Exercise brief:
Identify and reproduce every line holding the string "病程标准".

Source data:
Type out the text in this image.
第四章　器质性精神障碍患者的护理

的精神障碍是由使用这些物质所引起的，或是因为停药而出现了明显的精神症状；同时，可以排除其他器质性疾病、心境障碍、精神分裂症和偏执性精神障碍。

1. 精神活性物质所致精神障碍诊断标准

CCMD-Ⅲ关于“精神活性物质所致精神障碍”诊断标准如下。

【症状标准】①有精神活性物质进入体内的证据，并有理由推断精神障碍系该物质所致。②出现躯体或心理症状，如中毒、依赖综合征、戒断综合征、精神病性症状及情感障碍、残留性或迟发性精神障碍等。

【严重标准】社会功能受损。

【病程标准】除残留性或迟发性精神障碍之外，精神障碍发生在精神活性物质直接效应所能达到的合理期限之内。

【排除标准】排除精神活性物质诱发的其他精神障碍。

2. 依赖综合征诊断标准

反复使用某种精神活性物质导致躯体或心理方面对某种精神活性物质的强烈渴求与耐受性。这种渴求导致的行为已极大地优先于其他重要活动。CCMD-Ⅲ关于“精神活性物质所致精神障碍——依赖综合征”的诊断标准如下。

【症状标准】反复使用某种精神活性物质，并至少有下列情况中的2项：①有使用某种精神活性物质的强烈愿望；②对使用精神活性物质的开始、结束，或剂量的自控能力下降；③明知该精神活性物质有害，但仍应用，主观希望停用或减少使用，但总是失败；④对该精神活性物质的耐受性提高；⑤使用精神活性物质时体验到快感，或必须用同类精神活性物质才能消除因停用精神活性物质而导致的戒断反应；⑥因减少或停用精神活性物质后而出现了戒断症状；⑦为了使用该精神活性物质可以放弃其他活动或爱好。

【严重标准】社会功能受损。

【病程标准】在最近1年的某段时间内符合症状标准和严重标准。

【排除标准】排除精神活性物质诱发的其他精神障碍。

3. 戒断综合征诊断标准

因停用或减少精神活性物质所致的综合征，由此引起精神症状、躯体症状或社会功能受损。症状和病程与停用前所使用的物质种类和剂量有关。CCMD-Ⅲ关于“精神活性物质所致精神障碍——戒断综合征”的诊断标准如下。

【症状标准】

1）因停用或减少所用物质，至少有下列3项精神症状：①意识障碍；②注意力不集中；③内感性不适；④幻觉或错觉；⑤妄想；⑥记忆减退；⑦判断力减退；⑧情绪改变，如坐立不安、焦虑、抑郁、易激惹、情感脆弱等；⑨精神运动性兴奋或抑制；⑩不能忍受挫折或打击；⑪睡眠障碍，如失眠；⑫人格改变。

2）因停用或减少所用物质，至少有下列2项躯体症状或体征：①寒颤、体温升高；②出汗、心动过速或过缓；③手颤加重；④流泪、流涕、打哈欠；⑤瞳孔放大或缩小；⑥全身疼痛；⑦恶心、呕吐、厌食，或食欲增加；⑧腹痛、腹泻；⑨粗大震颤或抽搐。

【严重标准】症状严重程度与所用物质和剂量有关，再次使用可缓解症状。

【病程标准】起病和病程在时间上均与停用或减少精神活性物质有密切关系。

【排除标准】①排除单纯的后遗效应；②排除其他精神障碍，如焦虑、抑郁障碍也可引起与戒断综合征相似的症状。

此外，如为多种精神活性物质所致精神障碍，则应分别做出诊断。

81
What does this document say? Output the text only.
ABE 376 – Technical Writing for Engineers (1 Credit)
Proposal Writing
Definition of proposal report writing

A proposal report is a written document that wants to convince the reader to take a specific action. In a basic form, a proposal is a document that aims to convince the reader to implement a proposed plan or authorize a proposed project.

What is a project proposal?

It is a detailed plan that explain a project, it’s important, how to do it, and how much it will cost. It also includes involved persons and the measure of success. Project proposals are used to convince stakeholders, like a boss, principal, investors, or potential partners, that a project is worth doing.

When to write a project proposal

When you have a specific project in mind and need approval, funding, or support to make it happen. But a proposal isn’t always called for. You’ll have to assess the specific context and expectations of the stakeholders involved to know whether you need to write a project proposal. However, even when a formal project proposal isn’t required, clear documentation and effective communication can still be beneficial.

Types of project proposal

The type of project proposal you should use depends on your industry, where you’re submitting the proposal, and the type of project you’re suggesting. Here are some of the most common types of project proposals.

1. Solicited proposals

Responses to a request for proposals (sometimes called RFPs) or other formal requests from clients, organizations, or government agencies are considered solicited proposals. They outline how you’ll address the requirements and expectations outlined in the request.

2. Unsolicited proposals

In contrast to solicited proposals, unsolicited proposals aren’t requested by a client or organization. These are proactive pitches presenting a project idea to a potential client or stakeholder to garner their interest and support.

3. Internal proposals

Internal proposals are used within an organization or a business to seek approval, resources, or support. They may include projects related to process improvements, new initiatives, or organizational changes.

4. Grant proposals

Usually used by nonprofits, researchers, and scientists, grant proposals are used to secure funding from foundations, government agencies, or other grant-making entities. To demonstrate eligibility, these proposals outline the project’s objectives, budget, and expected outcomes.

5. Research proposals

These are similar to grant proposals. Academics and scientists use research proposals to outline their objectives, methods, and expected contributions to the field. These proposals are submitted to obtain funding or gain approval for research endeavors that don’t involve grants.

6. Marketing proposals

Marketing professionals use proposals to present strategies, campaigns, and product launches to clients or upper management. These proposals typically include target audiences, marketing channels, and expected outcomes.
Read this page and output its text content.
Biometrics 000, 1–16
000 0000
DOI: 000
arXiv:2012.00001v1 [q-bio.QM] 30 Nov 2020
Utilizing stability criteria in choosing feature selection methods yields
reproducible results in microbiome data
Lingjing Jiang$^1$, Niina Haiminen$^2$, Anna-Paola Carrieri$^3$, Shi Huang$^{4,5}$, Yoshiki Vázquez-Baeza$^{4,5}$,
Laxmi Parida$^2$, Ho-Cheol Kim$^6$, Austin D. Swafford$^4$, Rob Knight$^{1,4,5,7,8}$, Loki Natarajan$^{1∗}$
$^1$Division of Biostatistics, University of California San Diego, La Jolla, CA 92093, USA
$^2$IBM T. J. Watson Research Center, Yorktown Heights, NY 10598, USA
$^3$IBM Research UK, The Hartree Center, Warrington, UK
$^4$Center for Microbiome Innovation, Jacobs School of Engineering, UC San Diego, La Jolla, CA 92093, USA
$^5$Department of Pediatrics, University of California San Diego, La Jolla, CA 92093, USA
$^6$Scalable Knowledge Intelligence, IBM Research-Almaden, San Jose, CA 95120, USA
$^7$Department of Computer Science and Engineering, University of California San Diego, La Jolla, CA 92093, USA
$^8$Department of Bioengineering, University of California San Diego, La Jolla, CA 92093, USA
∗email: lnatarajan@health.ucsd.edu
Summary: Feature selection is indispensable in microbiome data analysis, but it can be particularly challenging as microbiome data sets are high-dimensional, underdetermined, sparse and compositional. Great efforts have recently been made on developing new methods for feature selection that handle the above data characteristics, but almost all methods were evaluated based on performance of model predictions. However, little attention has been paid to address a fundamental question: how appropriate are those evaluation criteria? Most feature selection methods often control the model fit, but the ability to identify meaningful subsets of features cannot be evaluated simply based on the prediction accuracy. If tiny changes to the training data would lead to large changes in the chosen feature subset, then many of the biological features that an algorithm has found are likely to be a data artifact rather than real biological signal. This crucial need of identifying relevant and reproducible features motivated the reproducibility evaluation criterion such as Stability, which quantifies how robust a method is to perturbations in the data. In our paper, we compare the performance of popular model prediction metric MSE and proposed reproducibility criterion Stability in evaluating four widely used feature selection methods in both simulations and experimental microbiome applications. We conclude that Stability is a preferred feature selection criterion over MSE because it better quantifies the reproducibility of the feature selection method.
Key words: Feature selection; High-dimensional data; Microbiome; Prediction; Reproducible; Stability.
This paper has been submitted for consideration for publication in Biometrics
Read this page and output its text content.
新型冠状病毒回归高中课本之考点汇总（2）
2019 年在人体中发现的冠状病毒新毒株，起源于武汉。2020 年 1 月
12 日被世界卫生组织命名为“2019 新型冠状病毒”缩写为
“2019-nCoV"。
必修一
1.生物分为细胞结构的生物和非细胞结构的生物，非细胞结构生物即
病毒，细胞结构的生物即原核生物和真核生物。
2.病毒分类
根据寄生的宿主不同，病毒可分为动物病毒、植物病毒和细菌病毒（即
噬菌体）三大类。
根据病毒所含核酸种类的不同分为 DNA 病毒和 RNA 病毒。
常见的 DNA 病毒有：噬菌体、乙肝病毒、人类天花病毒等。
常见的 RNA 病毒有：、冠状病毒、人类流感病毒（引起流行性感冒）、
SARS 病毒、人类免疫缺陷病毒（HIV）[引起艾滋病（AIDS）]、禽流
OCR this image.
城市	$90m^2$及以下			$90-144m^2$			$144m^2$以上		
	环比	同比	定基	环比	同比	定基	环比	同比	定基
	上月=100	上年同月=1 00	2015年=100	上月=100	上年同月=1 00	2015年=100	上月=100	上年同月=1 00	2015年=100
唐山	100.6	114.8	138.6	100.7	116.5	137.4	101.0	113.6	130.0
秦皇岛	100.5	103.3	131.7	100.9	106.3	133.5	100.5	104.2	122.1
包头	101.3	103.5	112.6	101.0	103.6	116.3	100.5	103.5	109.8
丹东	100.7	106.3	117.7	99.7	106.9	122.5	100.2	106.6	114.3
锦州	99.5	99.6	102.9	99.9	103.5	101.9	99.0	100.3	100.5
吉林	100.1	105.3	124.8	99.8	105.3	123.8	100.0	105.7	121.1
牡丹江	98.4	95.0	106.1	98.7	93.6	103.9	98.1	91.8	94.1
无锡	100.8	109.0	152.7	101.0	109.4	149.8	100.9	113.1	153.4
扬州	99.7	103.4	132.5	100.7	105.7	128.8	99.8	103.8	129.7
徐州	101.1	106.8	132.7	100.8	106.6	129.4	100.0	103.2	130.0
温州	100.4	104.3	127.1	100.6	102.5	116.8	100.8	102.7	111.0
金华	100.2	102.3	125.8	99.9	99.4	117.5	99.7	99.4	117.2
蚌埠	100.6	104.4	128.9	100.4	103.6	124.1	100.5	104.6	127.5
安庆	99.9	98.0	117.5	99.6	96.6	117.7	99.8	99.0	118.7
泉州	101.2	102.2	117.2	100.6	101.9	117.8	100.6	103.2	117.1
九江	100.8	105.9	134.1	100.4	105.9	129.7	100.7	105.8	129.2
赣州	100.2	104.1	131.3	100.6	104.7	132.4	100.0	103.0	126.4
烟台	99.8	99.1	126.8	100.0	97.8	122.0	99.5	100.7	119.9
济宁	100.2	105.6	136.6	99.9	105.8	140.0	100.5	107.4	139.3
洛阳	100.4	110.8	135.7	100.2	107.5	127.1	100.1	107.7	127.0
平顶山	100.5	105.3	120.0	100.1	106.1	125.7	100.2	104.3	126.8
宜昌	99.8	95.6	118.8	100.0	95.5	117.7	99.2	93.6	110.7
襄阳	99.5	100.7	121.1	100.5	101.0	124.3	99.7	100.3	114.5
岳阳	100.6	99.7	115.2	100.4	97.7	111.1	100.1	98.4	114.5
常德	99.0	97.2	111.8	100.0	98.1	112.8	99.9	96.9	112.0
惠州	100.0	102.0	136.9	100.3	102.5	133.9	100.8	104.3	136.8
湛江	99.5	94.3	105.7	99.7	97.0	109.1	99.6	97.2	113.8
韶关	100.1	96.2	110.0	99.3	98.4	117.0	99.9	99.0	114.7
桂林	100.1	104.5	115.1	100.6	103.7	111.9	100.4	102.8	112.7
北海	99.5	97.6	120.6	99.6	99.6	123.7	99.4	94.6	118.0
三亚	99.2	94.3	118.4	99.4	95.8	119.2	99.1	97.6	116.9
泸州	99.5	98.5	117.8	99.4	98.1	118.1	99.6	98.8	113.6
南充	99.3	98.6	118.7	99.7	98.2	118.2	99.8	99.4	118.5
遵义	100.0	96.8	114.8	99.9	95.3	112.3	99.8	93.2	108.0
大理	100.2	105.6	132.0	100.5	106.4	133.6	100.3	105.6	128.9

Answer for the task:
【病程标准】除残留性或迟发性精神障碍之外，精神障碍发生在精神活性物质直接效应所能达到的合理期限之内。
【病程标准】在最近1年的某段时间内符合症状标准和严重标准。
【病程标准】起病和病程在时间上均与停用或减少精神活性物质有密切关系。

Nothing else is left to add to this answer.